_TASK OBJECTIVE_
Restate, word for word, the run of lines that starts at the line containing "Decode this image" and ends with the final line of the listing. Leave pictures out.

═════ RECORD SET ═════

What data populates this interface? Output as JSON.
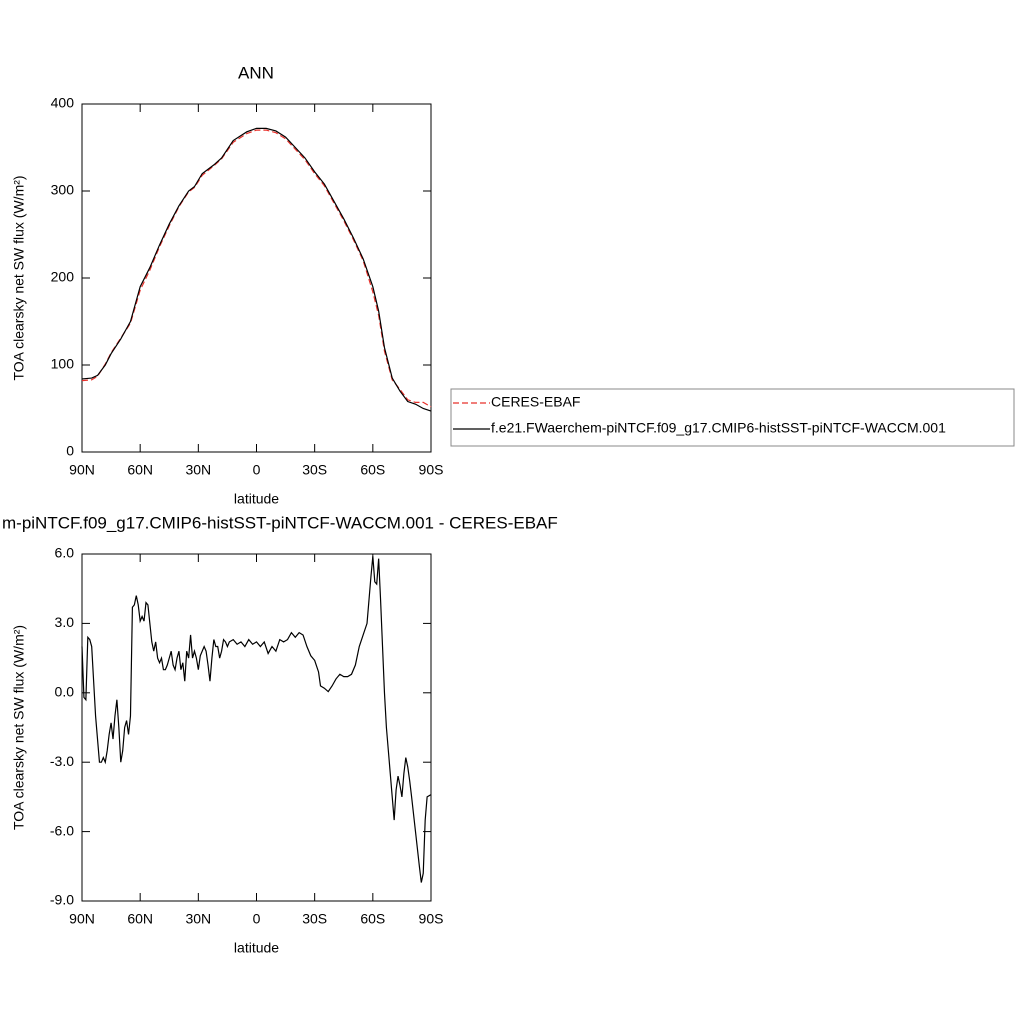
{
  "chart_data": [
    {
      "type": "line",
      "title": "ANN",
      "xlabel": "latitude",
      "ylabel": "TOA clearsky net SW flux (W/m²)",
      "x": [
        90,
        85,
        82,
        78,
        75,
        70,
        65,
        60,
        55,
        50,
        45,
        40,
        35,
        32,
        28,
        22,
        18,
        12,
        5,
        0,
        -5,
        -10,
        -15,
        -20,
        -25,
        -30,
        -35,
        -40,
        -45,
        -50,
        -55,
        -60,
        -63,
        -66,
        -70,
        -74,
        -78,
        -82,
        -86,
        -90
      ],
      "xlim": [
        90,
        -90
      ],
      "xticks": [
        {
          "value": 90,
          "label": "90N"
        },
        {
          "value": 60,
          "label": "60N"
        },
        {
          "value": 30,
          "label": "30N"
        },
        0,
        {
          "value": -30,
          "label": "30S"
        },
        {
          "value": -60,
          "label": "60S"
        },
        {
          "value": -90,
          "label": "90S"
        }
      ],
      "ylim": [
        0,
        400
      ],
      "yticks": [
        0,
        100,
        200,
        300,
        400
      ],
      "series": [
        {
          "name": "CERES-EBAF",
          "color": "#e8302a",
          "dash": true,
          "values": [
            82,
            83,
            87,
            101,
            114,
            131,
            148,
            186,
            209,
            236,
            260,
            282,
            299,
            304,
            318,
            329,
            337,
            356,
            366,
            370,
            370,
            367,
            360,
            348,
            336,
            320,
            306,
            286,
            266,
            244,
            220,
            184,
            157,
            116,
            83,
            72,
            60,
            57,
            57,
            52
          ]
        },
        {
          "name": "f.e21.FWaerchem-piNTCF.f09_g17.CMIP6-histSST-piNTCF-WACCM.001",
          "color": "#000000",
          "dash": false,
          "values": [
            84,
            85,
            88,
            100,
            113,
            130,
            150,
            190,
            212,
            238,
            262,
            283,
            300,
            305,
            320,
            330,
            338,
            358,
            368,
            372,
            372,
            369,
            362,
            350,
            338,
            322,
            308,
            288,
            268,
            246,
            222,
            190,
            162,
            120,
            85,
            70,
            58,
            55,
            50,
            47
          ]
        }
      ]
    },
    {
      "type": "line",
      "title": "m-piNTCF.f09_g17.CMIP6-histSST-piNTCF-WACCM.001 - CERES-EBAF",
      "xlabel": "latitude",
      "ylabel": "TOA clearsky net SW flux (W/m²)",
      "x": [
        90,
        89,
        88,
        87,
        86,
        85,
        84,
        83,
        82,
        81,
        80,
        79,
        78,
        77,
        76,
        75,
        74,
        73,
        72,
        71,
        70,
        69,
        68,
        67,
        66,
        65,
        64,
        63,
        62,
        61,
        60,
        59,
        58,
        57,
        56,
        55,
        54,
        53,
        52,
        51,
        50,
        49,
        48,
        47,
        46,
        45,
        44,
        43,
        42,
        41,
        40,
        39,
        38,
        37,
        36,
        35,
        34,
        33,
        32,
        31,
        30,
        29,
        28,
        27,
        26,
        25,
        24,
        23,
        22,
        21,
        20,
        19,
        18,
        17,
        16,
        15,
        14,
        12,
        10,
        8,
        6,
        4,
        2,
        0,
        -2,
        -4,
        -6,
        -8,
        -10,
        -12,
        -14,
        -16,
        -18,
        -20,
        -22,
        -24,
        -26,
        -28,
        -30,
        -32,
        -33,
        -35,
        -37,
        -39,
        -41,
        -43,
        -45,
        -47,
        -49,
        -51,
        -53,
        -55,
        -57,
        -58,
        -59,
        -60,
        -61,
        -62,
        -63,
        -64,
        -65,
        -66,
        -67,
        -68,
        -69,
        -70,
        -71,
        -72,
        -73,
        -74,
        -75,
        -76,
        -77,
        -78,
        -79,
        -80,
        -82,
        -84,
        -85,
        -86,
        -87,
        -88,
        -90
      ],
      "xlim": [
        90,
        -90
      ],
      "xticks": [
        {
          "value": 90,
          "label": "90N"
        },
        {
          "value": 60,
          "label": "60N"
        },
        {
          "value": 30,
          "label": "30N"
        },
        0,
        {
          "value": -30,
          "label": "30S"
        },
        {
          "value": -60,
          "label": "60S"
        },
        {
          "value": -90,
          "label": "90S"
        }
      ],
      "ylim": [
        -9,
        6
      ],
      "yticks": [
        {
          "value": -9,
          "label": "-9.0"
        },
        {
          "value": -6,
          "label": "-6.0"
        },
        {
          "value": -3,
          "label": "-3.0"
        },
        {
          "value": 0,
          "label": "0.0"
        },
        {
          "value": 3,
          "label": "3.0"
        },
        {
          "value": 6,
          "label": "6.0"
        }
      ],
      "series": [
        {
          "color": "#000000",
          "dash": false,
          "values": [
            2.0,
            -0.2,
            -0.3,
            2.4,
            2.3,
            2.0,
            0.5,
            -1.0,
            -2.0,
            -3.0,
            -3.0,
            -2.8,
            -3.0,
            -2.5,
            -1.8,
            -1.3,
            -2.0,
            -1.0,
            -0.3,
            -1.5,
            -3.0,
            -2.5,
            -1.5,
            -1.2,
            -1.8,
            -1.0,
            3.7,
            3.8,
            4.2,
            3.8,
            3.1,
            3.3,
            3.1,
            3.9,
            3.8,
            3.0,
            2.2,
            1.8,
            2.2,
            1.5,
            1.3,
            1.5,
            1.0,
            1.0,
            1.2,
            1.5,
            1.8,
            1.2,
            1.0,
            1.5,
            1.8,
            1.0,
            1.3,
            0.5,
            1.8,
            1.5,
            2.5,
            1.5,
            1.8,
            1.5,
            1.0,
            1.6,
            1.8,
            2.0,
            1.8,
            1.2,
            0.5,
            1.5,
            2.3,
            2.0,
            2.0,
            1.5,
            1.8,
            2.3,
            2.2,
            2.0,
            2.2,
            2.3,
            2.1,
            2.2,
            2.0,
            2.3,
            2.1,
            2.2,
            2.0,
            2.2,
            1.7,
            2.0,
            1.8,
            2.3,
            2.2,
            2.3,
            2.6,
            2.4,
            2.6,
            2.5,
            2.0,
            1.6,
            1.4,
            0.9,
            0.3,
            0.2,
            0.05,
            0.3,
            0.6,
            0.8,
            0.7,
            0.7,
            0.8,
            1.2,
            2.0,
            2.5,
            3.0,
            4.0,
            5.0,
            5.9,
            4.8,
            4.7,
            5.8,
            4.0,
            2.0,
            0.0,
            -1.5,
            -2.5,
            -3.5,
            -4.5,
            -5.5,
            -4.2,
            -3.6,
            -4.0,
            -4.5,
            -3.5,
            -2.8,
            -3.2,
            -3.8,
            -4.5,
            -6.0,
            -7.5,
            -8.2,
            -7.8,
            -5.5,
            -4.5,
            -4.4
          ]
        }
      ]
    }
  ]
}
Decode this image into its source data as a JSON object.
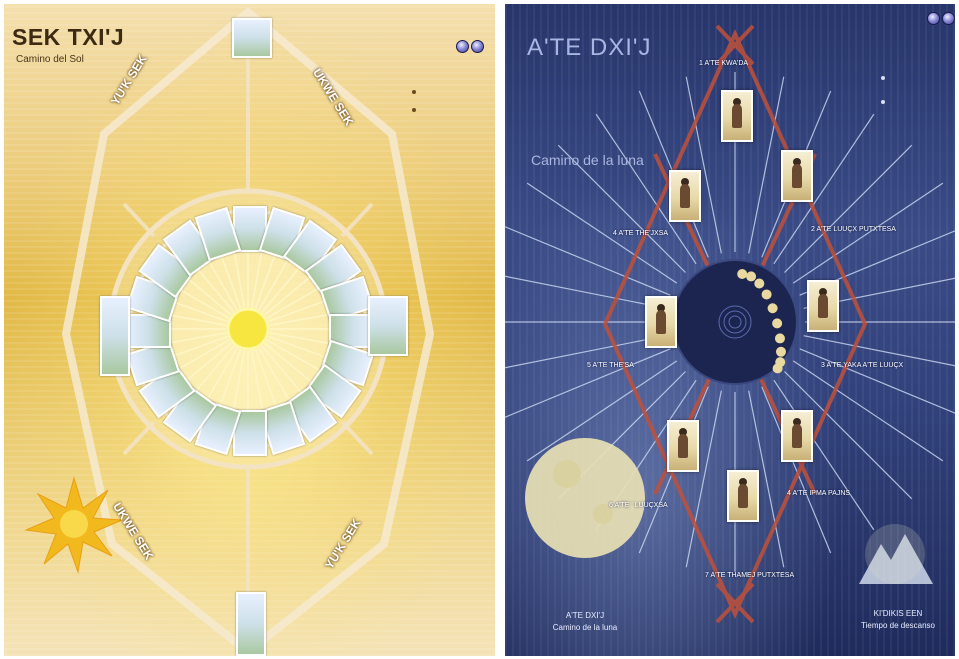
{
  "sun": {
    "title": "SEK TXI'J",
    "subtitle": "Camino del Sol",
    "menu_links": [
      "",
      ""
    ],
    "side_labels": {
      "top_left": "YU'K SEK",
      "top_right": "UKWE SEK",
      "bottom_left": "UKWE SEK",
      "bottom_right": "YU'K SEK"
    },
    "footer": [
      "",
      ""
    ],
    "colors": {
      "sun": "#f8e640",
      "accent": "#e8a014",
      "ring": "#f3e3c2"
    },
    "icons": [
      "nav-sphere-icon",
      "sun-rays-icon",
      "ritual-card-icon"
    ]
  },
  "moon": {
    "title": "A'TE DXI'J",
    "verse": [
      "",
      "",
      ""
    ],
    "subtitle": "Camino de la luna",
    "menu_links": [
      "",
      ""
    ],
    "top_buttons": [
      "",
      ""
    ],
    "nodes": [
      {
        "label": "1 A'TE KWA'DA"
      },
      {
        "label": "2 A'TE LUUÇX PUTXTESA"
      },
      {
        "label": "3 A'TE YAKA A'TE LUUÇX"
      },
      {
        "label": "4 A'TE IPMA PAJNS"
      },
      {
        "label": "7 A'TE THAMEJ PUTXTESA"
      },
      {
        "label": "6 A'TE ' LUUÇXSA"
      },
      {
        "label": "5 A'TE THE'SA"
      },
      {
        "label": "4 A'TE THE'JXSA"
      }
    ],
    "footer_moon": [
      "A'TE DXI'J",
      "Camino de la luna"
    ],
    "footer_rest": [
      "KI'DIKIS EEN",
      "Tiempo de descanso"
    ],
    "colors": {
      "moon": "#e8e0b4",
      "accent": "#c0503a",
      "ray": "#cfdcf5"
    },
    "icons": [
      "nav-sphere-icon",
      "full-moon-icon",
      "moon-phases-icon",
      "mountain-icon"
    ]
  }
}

═════

_SOLUTION_
Decode this image into its source data as a JSON object.
{
  "sun": {
    "title": "SEK TXI'J",
    "subtitle": "Camino del Sol",
    "menu_links": [
      "",
      ""
    ],
    "side_labels": {
      "top_left": "YU'K SEK",
      "top_right": "UKWE SEK",
      "bottom_left": "UKWE SEK",
      "bottom_right": "YU'K SEK"
    },
    "footer": [
      "",
      ""
    ],
    "colors": {
      "sun": "#f8e640",
      "accent": "#e8a014",
      "ring": "#f3e3c2"
    },
    "icons": [
      "nav-sphere-icon",
      "sun-rays-icon",
      "ritual-card-icon"
    ]
  },
  "moon": {
    "title": "A'TE DXI'J",
    "verse": [
      "",
      "",
      ""
    ],
    "subtitle": "Camino de la luna",
    "menu_links": [
      "",
      ""
    ],
    "top_buttons": [
      "",
      ""
    ],
    "nodes": [
      {
        "label": "1 A'TE KWA'DA"
      },
      {
        "label": "2 A'TE LUUÇX PUTXTESA"
      },
      {
        "label": "3 A'TE YAKA A'TE LUUÇX"
      },
      {
        "label": "4 A'TE IPMA PAJNS"
      },
      {
        "label": "7 A'TE THAMEJ PUTXTESA"
      },
      {
        "label": "6 A'TE ' LUUÇXSA"
      },
      {
        "label": "5 A'TE THE'SA"
      },
      {
        "label": "4 A'TE THE'JXSA"
      }
    ],
    "footer_moon": [
      "A'TE DXI'J",
      "Camino de la luna"
    ],
    "footer_rest": [
      "KI'DIKIS EEN",
      "Tiempo de descanso"
    ],
    "colors": {
      "moon": "#e8e0b4",
      "accent": "#c0503a",
      "ray": "#cfdcf5"
    },
    "icons": [
      "nav-sphere-icon",
      "full-moon-icon",
      "moon-phases-icon",
      "mountain-icon"
    ]
  }
}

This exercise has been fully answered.